TASK OBJECTIVE:
Check every line of the entries below for the word "примера", and copy the ones that have it.

(Stored records)
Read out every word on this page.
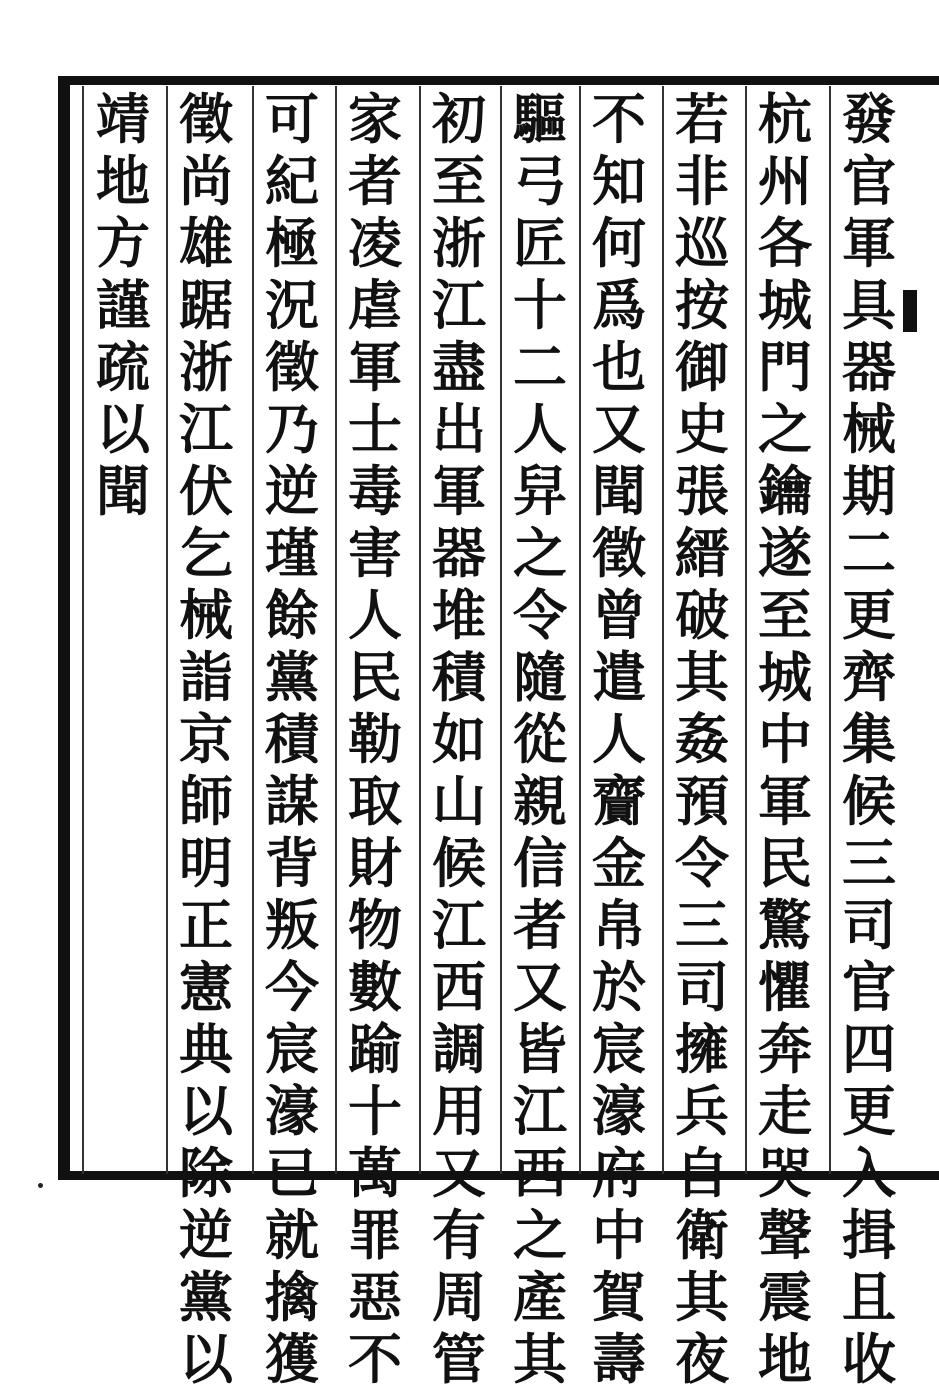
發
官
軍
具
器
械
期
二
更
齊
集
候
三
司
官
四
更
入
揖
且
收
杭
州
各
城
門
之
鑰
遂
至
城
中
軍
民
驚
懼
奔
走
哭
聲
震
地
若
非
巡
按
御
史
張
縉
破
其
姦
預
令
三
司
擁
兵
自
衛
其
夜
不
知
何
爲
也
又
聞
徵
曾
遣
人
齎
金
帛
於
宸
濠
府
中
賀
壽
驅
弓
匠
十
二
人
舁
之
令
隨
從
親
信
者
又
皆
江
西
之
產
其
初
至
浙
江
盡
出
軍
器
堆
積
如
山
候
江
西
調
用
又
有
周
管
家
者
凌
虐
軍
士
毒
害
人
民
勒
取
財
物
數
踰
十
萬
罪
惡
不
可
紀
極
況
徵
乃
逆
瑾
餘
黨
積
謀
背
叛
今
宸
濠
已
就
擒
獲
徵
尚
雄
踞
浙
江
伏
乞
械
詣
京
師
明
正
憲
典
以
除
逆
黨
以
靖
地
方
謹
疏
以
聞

* * *

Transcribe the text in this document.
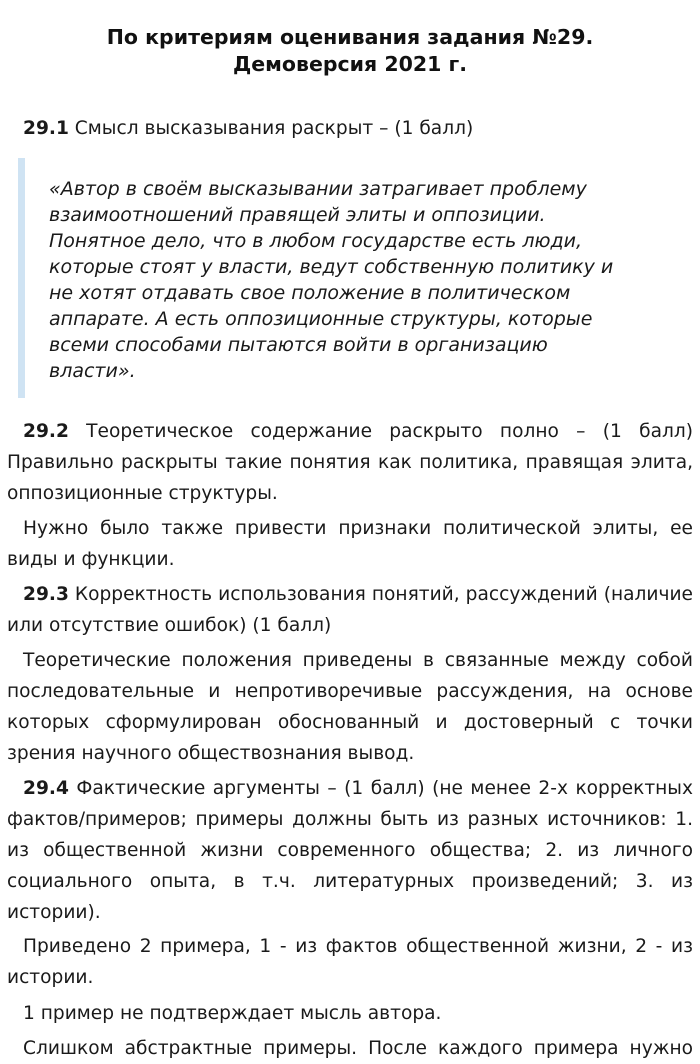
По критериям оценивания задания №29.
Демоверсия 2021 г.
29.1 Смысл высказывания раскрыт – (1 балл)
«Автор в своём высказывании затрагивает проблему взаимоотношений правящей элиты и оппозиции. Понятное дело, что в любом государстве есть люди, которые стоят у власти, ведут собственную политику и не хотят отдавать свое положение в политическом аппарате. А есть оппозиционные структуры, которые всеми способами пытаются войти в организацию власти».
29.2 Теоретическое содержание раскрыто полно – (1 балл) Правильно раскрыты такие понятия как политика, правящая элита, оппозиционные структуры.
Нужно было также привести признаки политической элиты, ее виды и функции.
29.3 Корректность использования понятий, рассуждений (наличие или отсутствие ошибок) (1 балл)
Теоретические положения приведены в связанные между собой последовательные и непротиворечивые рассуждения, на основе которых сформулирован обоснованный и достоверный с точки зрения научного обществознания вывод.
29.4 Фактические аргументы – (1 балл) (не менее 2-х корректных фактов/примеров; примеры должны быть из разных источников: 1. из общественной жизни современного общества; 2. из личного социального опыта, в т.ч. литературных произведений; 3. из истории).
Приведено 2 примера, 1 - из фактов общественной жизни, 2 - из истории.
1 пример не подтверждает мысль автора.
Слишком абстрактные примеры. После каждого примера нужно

EXPECTED ANSWER:
Приведено 2 примера, 1 - из фактов общественной жизни, 2 - из истории.
Слишком абстрактные примеры. После каждого примера нужно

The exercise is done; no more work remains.